GIVEN RECORDS
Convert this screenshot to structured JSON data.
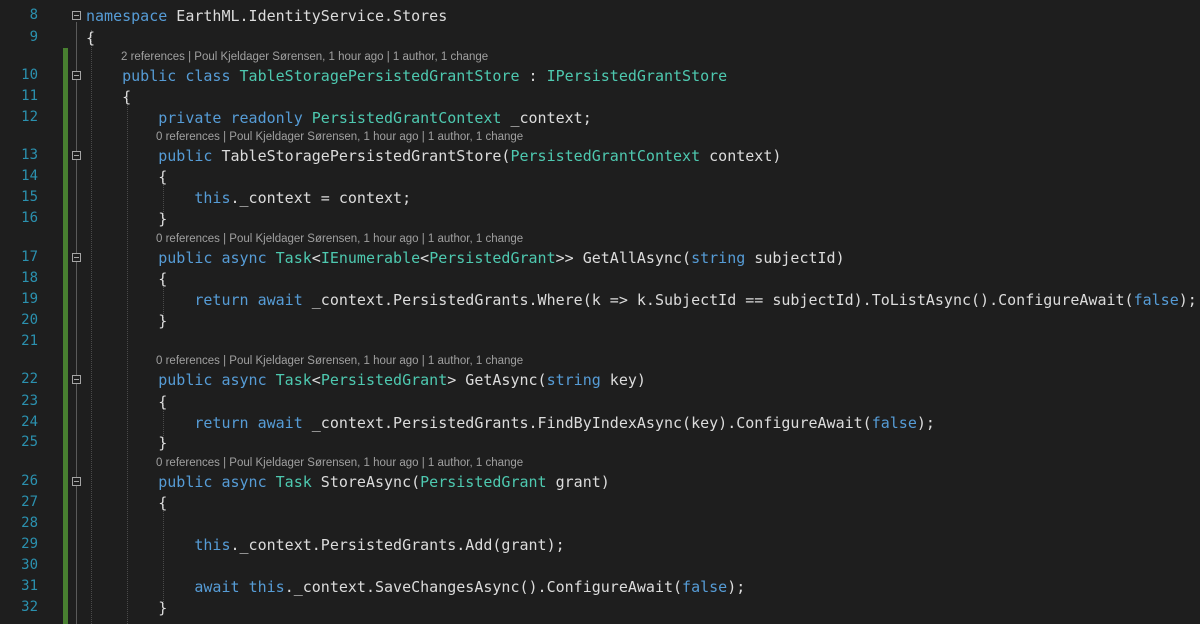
{
  "editor": {
    "theme": {
      "background": "#1e1e1e",
      "keyword": "#569cd6",
      "type": "#4ec9b0",
      "text": "#dcdcdc",
      "line_number": "#2b91af",
      "codelens": "#a0a0a0",
      "change_bar": "#487f30"
    },
    "codelens": {
      "class": "2 references | Poul Kjeldager Sørensen, 1 hour ago | 1 author, 1 change",
      "ctor": "0 references | Poul Kjeldager Sørensen, 1 hour ago | 1 author, 1 change",
      "get_all": "0 references | Poul Kjeldager Sørensen, 1 hour ago | 1 author, 1 change",
      "get": "0 references | Poul Kjeldager Sørensen, 1 hour ago | 1 author, 1 change",
      "store": "0 references | Poul Kjeldager Sørensen, 1 hour ago | 1 author, 1 change"
    },
    "lines": [
      {
        "num": "8",
        "tokens": [
          {
            "t": "namespace",
            "c": "kw"
          },
          {
            "t": " EarthML.IdentityService.Stores",
            "c": "tx"
          }
        ]
      },
      {
        "num": "9",
        "tokens": [
          {
            "t": "{",
            "c": "tx"
          }
        ]
      },
      {
        "num": "10",
        "tokens": [
          {
            "t": "    ",
            "c": "tx"
          },
          {
            "t": "public",
            "c": "kw"
          },
          {
            "t": " ",
            "c": "tx"
          },
          {
            "t": "class",
            "c": "kw"
          },
          {
            "t": " ",
            "c": "tx"
          },
          {
            "t": "TableStoragePersistedGrantStore",
            "c": "ty"
          },
          {
            "t": " : ",
            "c": "tx"
          },
          {
            "t": "IPersistedGrantStore",
            "c": "ty"
          }
        ]
      },
      {
        "num": "11",
        "tokens": [
          {
            "t": "    {",
            "c": "tx"
          }
        ]
      },
      {
        "num": "12",
        "tokens": [
          {
            "t": "        ",
            "c": "tx"
          },
          {
            "t": "private",
            "c": "kw"
          },
          {
            "t": " ",
            "c": "tx"
          },
          {
            "t": "readonly",
            "c": "kw"
          },
          {
            "t": " ",
            "c": "tx"
          },
          {
            "t": "PersistedGrantContext",
            "c": "ty"
          },
          {
            "t": " _context;",
            "c": "tx"
          }
        ]
      },
      {
        "num": "13",
        "tokens": [
          {
            "t": "        ",
            "c": "tx"
          },
          {
            "t": "public",
            "c": "kw"
          },
          {
            "t": " TableStoragePersistedGrantStore(",
            "c": "tx"
          },
          {
            "t": "PersistedGrantContext",
            "c": "ty"
          },
          {
            "t": " context)",
            "c": "tx"
          }
        ]
      },
      {
        "num": "14",
        "tokens": [
          {
            "t": "        {",
            "c": "tx"
          }
        ]
      },
      {
        "num": "15",
        "tokens": [
          {
            "t": "            ",
            "c": "tx"
          },
          {
            "t": "this",
            "c": "kw"
          },
          {
            "t": "._context = context;",
            "c": "tx"
          }
        ]
      },
      {
        "num": "16",
        "tokens": [
          {
            "t": "        }",
            "c": "tx"
          }
        ]
      },
      {
        "num": "17",
        "tokens": [
          {
            "t": "        ",
            "c": "tx"
          },
          {
            "t": "public",
            "c": "kw"
          },
          {
            "t": " ",
            "c": "tx"
          },
          {
            "t": "async",
            "c": "kw"
          },
          {
            "t": " ",
            "c": "tx"
          },
          {
            "t": "Task",
            "c": "ty"
          },
          {
            "t": "<",
            "c": "tx"
          },
          {
            "t": "IEnumerable",
            "c": "ty"
          },
          {
            "t": "<",
            "c": "tx"
          },
          {
            "t": "PersistedGrant",
            "c": "ty"
          },
          {
            "t": ">> GetAllAsync(",
            "c": "tx"
          },
          {
            "t": "string",
            "c": "kw"
          },
          {
            "t": " subjectId)",
            "c": "tx"
          }
        ]
      },
      {
        "num": "18",
        "tokens": [
          {
            "t": "        {",
            "c": "tx"
          }
        ]
      },
      {
        "num": "19",
        "tokens": [
          {
            "t": "            ",
            "c": "tx"
          },
          {
            "t": "return",
            "c": "kw"
          },
          {
            "t": " ",
            "c": "tx"
          },
          {
            "t": "await",
            "c": "kw"
          },
          {
            "t": " _context.PersistedGrants.Where(k => k.SubjectId == subjectId).ToListAsync().ConfigureAwait(",
            "c": "tx"
          },
          {
            "t": "false",
            "c": "kw"
          },
          {
            "t": ");",
            "c": "tx"
          }
        ]
      },
      {
        "num": "20",
        "tokens": [
          {
            "t": "        }",
            "c": "tx"
          }
        ]
      },
      {
        "num": "21",
        "tokens": []
      },
      {
        "num": "22",
        "tokens": [
          {
            "t": "        ",
            "c": "tx"
          },
          {
            "t": "public",
            "c": "kw"
          },
          {
            "t": " ",
            "c": "tx"
          },
          {
            "t": "async",
            "c": "kw"
          },
          {
            "t": " ",
            "c": "tx"
          },
          {
            "t": "Task",
            "c": "ty"
          },
          {
            "t": "<",
            "c": "tx"
          },
          {
            "t": "PersistedGrant",
            "c": "ty"
          },
          {
            "t": "> GetAsync(",
            "c": "tx"
          },
          {
            "t": "string",
            "c": "kw"
          },
          {
            "t": " key)",
            "c": "tx"
          }
        ]
      },
      {
        "num": "23",
        "tokens": [
          {
            "t": "        {",
            "c": "tx"
          }
        ]
      },
      {
        "num": "24",
        "tokens": [
          {
            "t": "            ",
            "c": "tx"
          },
          {
            "t": "return",
            "c": "kw"
          },
          {
            "t": " ",
            "c": "tx"
          },
          {
            "t": "await",
            "c": "kw"
          },
          {
            "t": " _context.PersistedGrants.FindByIndexAsync(key).ConfigureAwait(",
            "c": "tx"
          },
          {
            "t": "false",
            "c": "kw"
          },
          {
            "t": ");",
            "c": "tx"
          }
        ]
      },
      {
        "num": "25",
        "tokens": [
          {
            "t": "        }",
            "c": "tx"
          }
        ]
      },
      {
        "num": "26",
        "tokens": [
          {
            "t": "        ",
            "c": "tx"
          },
          {
            "t": "public",
            "c": "kw"
          },
          {
            "t": " ",
            "c": "tx"
          },
          {
            "t": "async",
            "c": "kw"
          },
          {
            "t": " ",
            "c": "tx"
          },
          {
            "t": "Task",
            "c": "ty"
          },
          {
            "t": " StoreAsync(",
            "c": "tx"
          },
          {
            "t": "PersistedGrant",
            "c": "ty"
          },
          {
            "t": " grant)",
            "c": "tx"
          }
        ]
      },
      {
        "num": "27",
        "tokens": [
          {
            "t": "        {",
            "c": "tx"
          }
        ]
      },
      {
        "num": "28",
        "tokens": []
      },
      {
        "num": "29",
        "tokens": [
          {
            "t": "            ",
            "c": "tx"
          },
          {
            "t": "this",
            "c": "kw"
          },
          {
            "t": "._context.PersistedGrants.Add(grant);",
            "c": "tx"
          }
        ]
      },
      {
        "num": "30",
        "tokens": []
      },
      {
        "num": "31",
        "tokens": [
          {
            "t": "            ",
            "c": "tx"
          },
          {
            "t": "await",
            "c": "kw"
          },
          {
            "t": " ",
            "c": "tx"
          },
          {
            "t": "this",
            "c": "kw"
          },
          {
            "t": "._context.SaveChangesAsync().ConfigureAwait(",
            "c": "tx"
          },
          {
            "t": "false",
            "c": "kw"
          },
          {
            "t": ");",
            "c": "tx"
          }
        ]
      },
      {
        "num": "32",
        "tokens": [
          {
            "t": "        }",
            "c": "tx"
          }
        ]
      }
    ]
  }
}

DIRECTIONS FOR THIS TASK
Transcribe every line in the entries above, taking out only the images.

ANSWER FOR THE TASK
Convert this screenshot to structured JSON data.
{
  "editor": {
    "theme": {
      "background": "#1e1e1e",
      "keyword": "#569cd6",
      "type": "#4ec9b0",
      "text": "#dcdcdc",
      "line_number": "#2b91af",
      "codelens": "#a0a0a0",
      "change_bar": "#487f30"
    },
    "codelens": {
      "class": "2 references | Poul Kjeldager Sørensen, 1 hour ago | 1 author, 1 change",
      "ctor": "0 references | Poul Kjeldager Sørensen, 1 hour ago | 1 author, 1 change",
      "get_all": "0 references | Poul Kjeldager Sørensen, 1 hour ago | 1 author, 1 change",
      "get": "0 references | Poul Kjeldager Sørensen, 1 hour ago | 1 author, 1 change",
      "store": "0 references | Poul Kjeldager Sørensen, 1 hour ago | 1 author, 1 change"
    },
    "lines": [
      {
        "num": "8",
        "tokens": [
          {
            "t": "namespace",
            "c": "kw"
          },
          {
            "t": " EarthML.IdentityService.Stores",
            "c": "tx"
          }
        ]
      },
      {
        "num": "9",
        "tokens": [
          {
            "t": "{",
            "c": "tx"
          }
        ]
      },
      {
        "num": "10",
        "tokens": [
          {
            "t": "    ",
            "c": "tx"
          },
          {
            "t": "public",
            "c": "kw"
          },
          {
            "t": " ",
            "c": "tx"
          },
          {
            "t": "class",
            "c": "kw"
          },
          {
            "t": " ",
            "c": "tx"
          },
          {
            "t": "TableStoragePersistedGrantStore",
            "c": "ty"
          },
          {
            "t": " : ",
            "c": "tx"
          },
          {
            "t": "IPersistedGrantStore",
            "c": "ty"
          }
        ]
      },
      {
        "num": "11",
        "tokens": [
          {
            "t": "    {",
            "c": "tx"
          }
        ]
      },
      {
        "num": "12",
        "tokens": [
          {
            "t": "        ",
            "c": "tx"
          },
          {
            "t": "private",
            "c": "kw"
          },
          {
            "t": " ",
            "c": "tx"
          },
          {
            "t": "readonly",
            "c": "kw"
          },
          {
            "t": " ",
            "c": "tx"
          },
          {
            "t": "PersistedGrantContext",
            "c": "ty"
          },
          {
            "t": " _context;",
            "c": "tx"
          }
        ]
      },
      {
        "num": "13",
        "tokens": [
          {
            "t": "        ",
            "c": "tx"
          },
          {
            "t": "public",
            "c": "kw"
          },
          {
            "t": " TableStoragePersistedGrantStore(",
            "c": "tx"
          },
          {
            "t": "PersistedGrantContext",
            "c": "ty"
          },
          {
            "t": " context)",
            "c": "tx"
          }
        ]
      },
      {
        "num": "14",
        "tokens": [
          {
            "t": "        {",
            "c": "tx"
          }
        ]
      },
      {
        "num": "15",
        "tokens": [
          {
            "t": "            ",
            "c": "tx"
          },
          {
            "t": "this",
            "c": "kw"
          },
          {
            "t": "._context = context;",
            "c": "tx"
          }
        ]
      },
      {
        "num": "16",
        "tokens": [
          {
            "t": "        }",
            "c": "tx"
          }
        ]
      },
      {
        "num": "17",
        "tokens": [
          {
            "t": "        ",
            "c": "tx"
          },
          {
            "t": "public",
            "c": "kw"
          },
          {
            "t": " ",
            "c": "tx"
          },
          {
            "t": "async",
            "c": "kw"
          },
          {
            "t": " ",
            "c": "tx"
          },
          {
            "t": "Task",
            "c": "ty"
          },
          {
            "t": "<",
            "c": "tx"
          },
          {
            "t": "IEnumerable",
            "c": "ty"
          },
          {
            "t": "<",
            "c": "tx"
          },
          {
            "t": "PersistedGrant",
            "c": "ty"
          },
          {
            "t": ">> GetAllAsync(",
            "c": "tx"
          },
          {
            "t": "string",
            "c": "kw"
          },
          {
            "t": " subjectId)",
            "c": "tx"
          }
        ]
      },
      {
        "num": "18",
        "tokens": [
          {
            "t": "        {",
            "c": "tx"
          }
        ]
      },
      {
        "num": "19",
        "tokens": [
          {
            "t": "            ",
            "c": "tx"
          },
          {
            "t": "return",
            "c": "kw"
          },
          {
            "t": " ",
            "c": "tx"
          },
          {
            "t": "await",
            "c": "kw"
          },
          {
            "t": " _context.PersistedGrants.Where(k => k.SubjectId == subjectId).ToListAsync().ConfigureAwait(",
            "c": "tx"
          },
          {
            "t": "false",
            "c": "kw"
          },
          {
            "t": ");",
            "c": "tx"
          }
        ]
      },
      {
        "num": "20",
        "tokens": [
          {
            "t": "        }",
            "c": "tx"
          }
        ]
      },
      {
        "num": "21",
        "tokens": []
      },
      {
        "num": "22",
        "tokens": [
          {
            "t": "        ",
            "c": "tx"
          },
          {
            "t": "public",
            "c": "kw"
          },
          {
            "t": " ",
            "c": "tx"
          },
          {
            "t": "async",
            "c": "kw"
          },
          {
            "t": " ",
            "c": "tx"
          },
          {
            "t": "Task",
            "c": "ty"
          },
          {
            "t": "<",
            "c": "tx"
          },
          {
            "t": "PersistedGrant",
            "c": "ty"
          },
          {
            "t": "> GetAsync(",
            "c": "tx"
          },
          {
            "t": "string",
            "c": "kw"
          },
          {
            "t": " key)",
            "c": "tx"
          }
        ]
      },
      {
        "num": "23",
        "tokens": [
          {
            "t": "        {",
            "c": "tx"
          }
        ]
      },
      {
        "num": "24",
        "tokens": [
          {
            "t": "            ",
            "c": "tx"
          },
          {
            "t": "return",
            "c": "kw"
          },
          {
            "t": " ",
            "c": "tx"
          },
          {
            "t": "await",
            "c": "kw"
          },
          {
            "t": " _context.PersistedGrants.FindByIndexAsync(key).ConfigureAwait(",
            "c": "tx"
          },
          {
            "t": "false",
            "c": "kw"
          },
          {
            "t": ");",
            "c": "tx"
          }
        ]
      },
      {
        "num": "25",
        "tokens": [
          {
            "t": "        }",
            "c": "tx"
          }
        ]
      },
      {
        "num": "26",
        "tokens": [
          {
            "t": "        ",
            "c": "tx"
          },
          {
            "t": "public",
            "c": "kw"
          },
          {
            "t": " ",
            "c": "tx"
          },
          {
            "t": "async",
            "c": "kw"
          },
          {
            "t": " ",
            "c": "tx"
          },
          {
            "t": "Task",
            "c": "ty"
          },
          {
            "t": " StoreAsync(",
            "c": "tx"
          },
          {
            "t": "PersistedGrant",
            "c": "ty"
          },
          {
            "t": " grant)",
            "c": "tx"
          }
        ]
      },
      {
        "num": "27",
        "tokens": [
          {
            "t": "        {",
            "c": "tx"
          }
        ]
      },
      {
        "num": "28",
        "tokens": []
      },
      {
        "num": "29",
        "tokens": [
          {
            "t": "            ",
            "c": "tx"
          },
          {
            "t": "this",
            "c": "kw"
          },
          {
            "t": "._context.PersistedGrants.Add(grant);",
            "c": "tx"
          }
        ]
      },
      {
        "num": "30",
        "tokens": []
      },
      {
        "num": "31",
        "tokens": [
          {
            "t": "            ",
            "c": "tx"
          },
          {
            "t": "await",
            "c": "kw"
          },
          {
            "t": " ",
            "c": "tx"
          },
          {
            "t": "this",
            "c": "kw"
          },
          {
            "t": "._context.SaveChangesAsync().ConfigureAwait(",
            "c": "tx"
          },
          {
            "t": "false",
            "c": "kw"
          },
          {
            "t": ");",
            "c": "tx"
          }
        ]
      },
      {
        "num": "32",
        "tokens": [
          {
            "t": "        }",
            "c": "tx"
          }
        ]
      }
    ]
  }
}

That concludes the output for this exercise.